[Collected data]
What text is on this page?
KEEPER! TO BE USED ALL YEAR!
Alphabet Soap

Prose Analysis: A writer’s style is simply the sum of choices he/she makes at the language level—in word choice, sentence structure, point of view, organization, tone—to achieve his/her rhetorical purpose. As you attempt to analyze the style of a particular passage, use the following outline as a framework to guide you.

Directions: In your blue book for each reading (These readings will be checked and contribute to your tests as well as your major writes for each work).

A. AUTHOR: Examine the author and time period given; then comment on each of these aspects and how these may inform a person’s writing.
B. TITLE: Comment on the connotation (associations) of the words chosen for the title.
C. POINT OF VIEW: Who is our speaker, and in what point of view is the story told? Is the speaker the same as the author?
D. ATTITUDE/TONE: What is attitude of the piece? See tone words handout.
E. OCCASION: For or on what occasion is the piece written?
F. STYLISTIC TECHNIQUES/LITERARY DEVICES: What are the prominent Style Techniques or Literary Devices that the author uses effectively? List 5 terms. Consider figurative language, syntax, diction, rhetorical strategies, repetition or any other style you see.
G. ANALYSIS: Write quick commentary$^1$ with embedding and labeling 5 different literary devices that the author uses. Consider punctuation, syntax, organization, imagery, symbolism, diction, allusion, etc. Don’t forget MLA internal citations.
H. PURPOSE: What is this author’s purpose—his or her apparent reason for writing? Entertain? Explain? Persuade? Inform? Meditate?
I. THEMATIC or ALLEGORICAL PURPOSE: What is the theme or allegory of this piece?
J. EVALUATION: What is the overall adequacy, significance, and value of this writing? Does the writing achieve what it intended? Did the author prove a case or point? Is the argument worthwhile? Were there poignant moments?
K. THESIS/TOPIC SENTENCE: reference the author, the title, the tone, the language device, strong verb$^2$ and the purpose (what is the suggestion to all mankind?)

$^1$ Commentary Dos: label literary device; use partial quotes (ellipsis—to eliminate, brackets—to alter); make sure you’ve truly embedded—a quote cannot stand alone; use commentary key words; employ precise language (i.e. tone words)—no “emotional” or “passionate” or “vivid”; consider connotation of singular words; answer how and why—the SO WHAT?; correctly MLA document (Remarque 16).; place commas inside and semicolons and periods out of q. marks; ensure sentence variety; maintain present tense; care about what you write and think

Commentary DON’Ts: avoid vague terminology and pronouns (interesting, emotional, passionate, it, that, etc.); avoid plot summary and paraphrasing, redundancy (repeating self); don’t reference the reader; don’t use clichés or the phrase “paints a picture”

:: Given task ::
Reproduce the material in full, with no word added or dropped.

:: Response ::
What text is on this page?
KEEPER! TO BE USED ALL YEAR!
Alphabet Soap

Prose Analysis: A writer’s style is simply the sum of choices he/she makes at the language level—in word choice, sentence structure, point of view, organization, tone—to achieve his/her rhetorical purpose. As you attempt to analyze the style of a particular passage, use the following outline as a framework to guide you.

Directions: In your blue book for each reading (These readings will be checked and contribute to your tests as well as your major writes for each work).

A. AUTHOR: Examine the author and time period given; then comment on each of these aspects and how these may inform a person’s writing.
B. TITLE: Comment on the connotation (associations) of the words chosen for the title.
C. POINT OF VIEW: Who is our speaker, and in what point of view is the story told? Is the speaker the same as the author?
D. ATTITUDE/TONE: What is attitude of the piece? See tone words handout.
E. OCCASION: For or on what occasion is the piece written?
F. STYLISTIC TECHNIQUES/LITERARY DEVICES: What are the prominent Style Techniques or Literary Devices that the author uses effectively? List 5 terms. Consider figurative language, syntax, diction, rhetorical strategies, repetition or any other style you see.
G. ANALYSIS: Write quick commentary$^1$ with embedding and labeling 5 different literary devices that the author uses. Consider punctuation, syntax, organization, imagery, symbolism, diction, allusion, etc. Don’t forget MLA internal citations.
H. PURPOSE: What is this author’s purpose—his or her apparent reason for writing? Entertain? Explain? Persuade? Inform? Meditate?
I. THEMATIC or ALLEGORICAL PURPOSE: What is the theme or allegory of this piece?
J. EVALUATION: What is the overall adequacy, significance, and value of this writing? Does the writing achieve what it intended? Did the author prove a case or point? Is the argument worthwhile? Were there poignant moments?
K. THESIS/TOPIC SENTENCE: reference the author, the title, the tone, the language device, strong verb$^2$ and the purpose (what is the suggestion to all mankind?)

$^1$ Commentary Dos: label literary device; use partial quotes (ellipsis—to eliminate, brackets—to alter); make sure you’ve truly embedded—a quote cannot stand alone; use commentary key words; employ precise language (i.e. tone words)—no “emotional” or “passionate” or “vivid”; consider connotation of singular words; answer how and why—the SO WHAT?; correctly MLA document (Remarque 16).; place commas inside and semicolons and periods out of q. marks; ensure sentence variety; maintain present tense; care about what you write and think

Commentary DON’Ts: avoid vague terminology and pronouns (interesting, emotional, passionate, it, that, etc.); avoid plot summary and paraphrasing, redundancy (repeating self); don’t reference the reader; don’t use clichés or the phrase “paints a picture”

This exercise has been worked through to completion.